### YOUR GOAL
Repeat all of the data precisely.

### RECORDS SUPPLIED
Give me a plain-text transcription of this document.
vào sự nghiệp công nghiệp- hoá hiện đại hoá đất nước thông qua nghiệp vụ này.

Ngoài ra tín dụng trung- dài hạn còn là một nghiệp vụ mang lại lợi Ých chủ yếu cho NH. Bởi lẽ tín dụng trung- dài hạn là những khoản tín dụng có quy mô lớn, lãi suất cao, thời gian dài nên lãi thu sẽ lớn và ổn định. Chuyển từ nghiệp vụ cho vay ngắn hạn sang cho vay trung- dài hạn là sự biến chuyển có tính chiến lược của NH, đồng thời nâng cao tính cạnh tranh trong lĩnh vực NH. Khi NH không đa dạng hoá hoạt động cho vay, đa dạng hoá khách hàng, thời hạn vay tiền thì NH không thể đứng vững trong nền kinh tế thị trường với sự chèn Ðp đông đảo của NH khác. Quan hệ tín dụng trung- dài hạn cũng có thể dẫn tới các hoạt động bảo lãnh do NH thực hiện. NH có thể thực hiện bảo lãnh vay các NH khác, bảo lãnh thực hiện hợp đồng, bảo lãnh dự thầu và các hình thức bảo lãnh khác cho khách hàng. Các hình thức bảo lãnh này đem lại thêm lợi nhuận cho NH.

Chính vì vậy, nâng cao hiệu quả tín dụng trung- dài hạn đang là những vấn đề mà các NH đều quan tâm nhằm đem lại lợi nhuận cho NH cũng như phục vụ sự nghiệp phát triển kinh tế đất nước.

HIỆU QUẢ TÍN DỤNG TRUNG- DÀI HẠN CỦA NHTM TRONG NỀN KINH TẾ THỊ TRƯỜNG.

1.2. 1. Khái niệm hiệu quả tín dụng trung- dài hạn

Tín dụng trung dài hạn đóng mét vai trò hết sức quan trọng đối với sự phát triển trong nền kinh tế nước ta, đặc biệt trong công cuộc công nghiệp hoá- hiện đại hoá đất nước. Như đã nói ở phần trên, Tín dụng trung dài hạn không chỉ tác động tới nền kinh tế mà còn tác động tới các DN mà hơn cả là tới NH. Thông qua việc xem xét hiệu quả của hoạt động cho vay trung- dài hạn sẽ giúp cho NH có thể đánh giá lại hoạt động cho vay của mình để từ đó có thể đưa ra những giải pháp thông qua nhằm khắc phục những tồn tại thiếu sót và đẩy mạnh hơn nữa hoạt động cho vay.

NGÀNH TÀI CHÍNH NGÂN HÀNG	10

### OUTPUT OF THE EXERCISE
Give me a plain-text transcription of this document.
vào sự nghiệp công nghiệp- hoá hiện đại hoá đất nước thông qua nghiệp vụ này.

Ngoài ra tín dụng trung- dài hạn còn là một nghiệp vụ mang lại lợi Ých chủ yếu cho NH. Bởi lẽ tín dụng trung- dài hạn là những khoản tín dụng có quy mô lớn, lãi suất cao, thời gian dài nên lãi thu sẽ lớn và ổn định. Chuyển từ nghiệp vụ cho vay ngắn hạn sang cho vay trung- dài hạn là sự biến chuyển có tính chiến lược của NH, đồng thời nâng cao tính cạnh tranh trong lĩnh vực NH. Khi NH không đa dạng hoá hoạt động cho vay, đa dạng hoá khách hàng, thời hạn vay tiền thì NH không thể đứng vững trong nền kinh tế thị trường với sự chèn Ðp đông đảo của NH khác. Quan hệ tín dụng trung- dài hạn cũng có thể dẫn tới các hoạt động bảo lãnh do NH thực hiện. NH có thể thực hiện bảo lãnh vay các NH khác, bảo lãnh thực hiện hợp đồng, bảo lãnh dự thầu và các hình thức bảo lãnh khác cho khách hàng. Các hình thức bảo lãnh này đem lại thêm lợi nhuận cho NH.

Chính vì vậy, nâng cao hiệu quả tín dụng trung- dài hạn đang là những vấn đề mà các NH đều quan tâm nhằm đem lại lợi nhuận cho NH cũng như phục vụ sự nghiệp phát triển kinh tế đất nước.

HIỆU QUẢ TÍN DỤNG TRUNG- DÀI HẠN CỦA NHTM TRONG NỀN KINH TẾ THỊ TRƯỜNG.

1.2. 1. Khái niệm hiệu quả tín dụng trung- dài hạn

Tín dụng trung dài hạn đóng mét vai trò hết sức quan trọng đối với sự phát triển trong nền kinh tế nước ta, đặc biệt trong công cuộc công nghiệp hoá- hiện đại hoá đất nước. Như đã nói ở phần trên, Tín dụng trung dài hạn không chỉ tác động tới nền kinh tế mà còn tác động tới các DN mà hơn cả là tới NH. Thông qua việc xem xét hiệu quả của hoạt động cho vay trung- dài hạn sẽ giúp cho NH có thể đánh giá lại hoạt động cho vay của mình để từ đó có thể đưa ra những giải pháp thông qua nhằm khắc phục những tồn tại thiếu sót và đẩy mạnh hơn nữa hoạt động cho vay.

NGÀNH TÀI CHÍNH NGÂN HÀNG	10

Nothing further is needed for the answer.